▶ Material
START

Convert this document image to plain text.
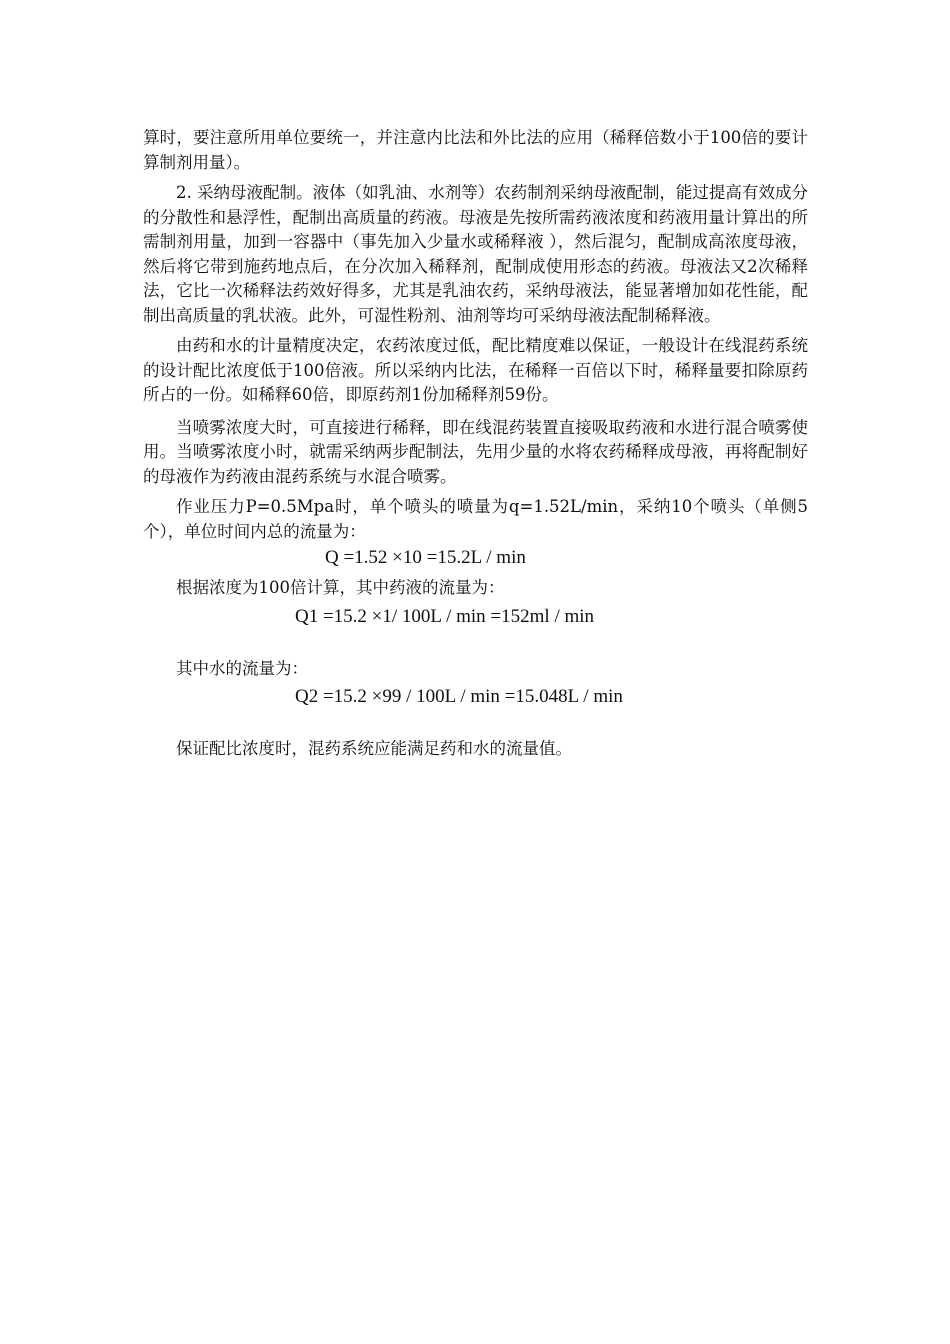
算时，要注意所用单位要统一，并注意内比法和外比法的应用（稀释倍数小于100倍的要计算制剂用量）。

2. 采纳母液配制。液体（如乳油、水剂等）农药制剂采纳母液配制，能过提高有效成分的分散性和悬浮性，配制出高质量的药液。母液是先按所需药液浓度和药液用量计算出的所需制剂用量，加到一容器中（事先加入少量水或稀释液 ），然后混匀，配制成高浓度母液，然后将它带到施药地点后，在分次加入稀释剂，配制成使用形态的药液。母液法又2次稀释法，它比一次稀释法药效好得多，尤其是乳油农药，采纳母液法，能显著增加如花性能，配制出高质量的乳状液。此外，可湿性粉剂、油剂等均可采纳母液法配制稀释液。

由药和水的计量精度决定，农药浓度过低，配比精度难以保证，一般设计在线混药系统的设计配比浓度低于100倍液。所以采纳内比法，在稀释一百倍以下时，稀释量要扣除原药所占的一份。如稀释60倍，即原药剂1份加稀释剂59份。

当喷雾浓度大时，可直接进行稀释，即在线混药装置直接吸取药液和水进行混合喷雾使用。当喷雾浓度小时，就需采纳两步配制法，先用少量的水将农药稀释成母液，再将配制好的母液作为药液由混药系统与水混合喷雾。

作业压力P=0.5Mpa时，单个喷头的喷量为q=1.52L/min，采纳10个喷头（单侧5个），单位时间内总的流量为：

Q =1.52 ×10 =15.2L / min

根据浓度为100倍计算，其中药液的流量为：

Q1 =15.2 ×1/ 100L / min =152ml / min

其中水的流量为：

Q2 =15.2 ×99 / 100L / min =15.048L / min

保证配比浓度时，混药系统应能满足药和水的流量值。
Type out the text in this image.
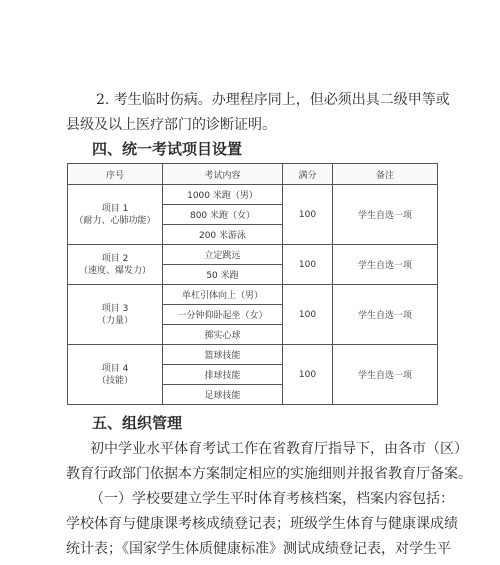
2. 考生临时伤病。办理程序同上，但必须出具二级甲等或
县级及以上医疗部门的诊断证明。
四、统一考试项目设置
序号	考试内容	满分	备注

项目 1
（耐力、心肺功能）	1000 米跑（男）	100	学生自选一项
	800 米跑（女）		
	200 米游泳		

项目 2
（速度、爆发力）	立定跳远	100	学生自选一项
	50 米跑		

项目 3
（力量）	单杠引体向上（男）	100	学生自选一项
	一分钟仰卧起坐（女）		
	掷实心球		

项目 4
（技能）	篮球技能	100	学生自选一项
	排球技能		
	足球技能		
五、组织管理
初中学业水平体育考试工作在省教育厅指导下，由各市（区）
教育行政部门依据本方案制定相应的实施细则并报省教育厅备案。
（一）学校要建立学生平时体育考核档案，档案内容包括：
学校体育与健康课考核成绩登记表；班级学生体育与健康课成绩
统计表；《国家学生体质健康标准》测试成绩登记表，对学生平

END

▶ Exercise objective
From the records above, pull out each line that has "text".

▶ Full solution
Convert this document image to plain text.
Type out the text in this image.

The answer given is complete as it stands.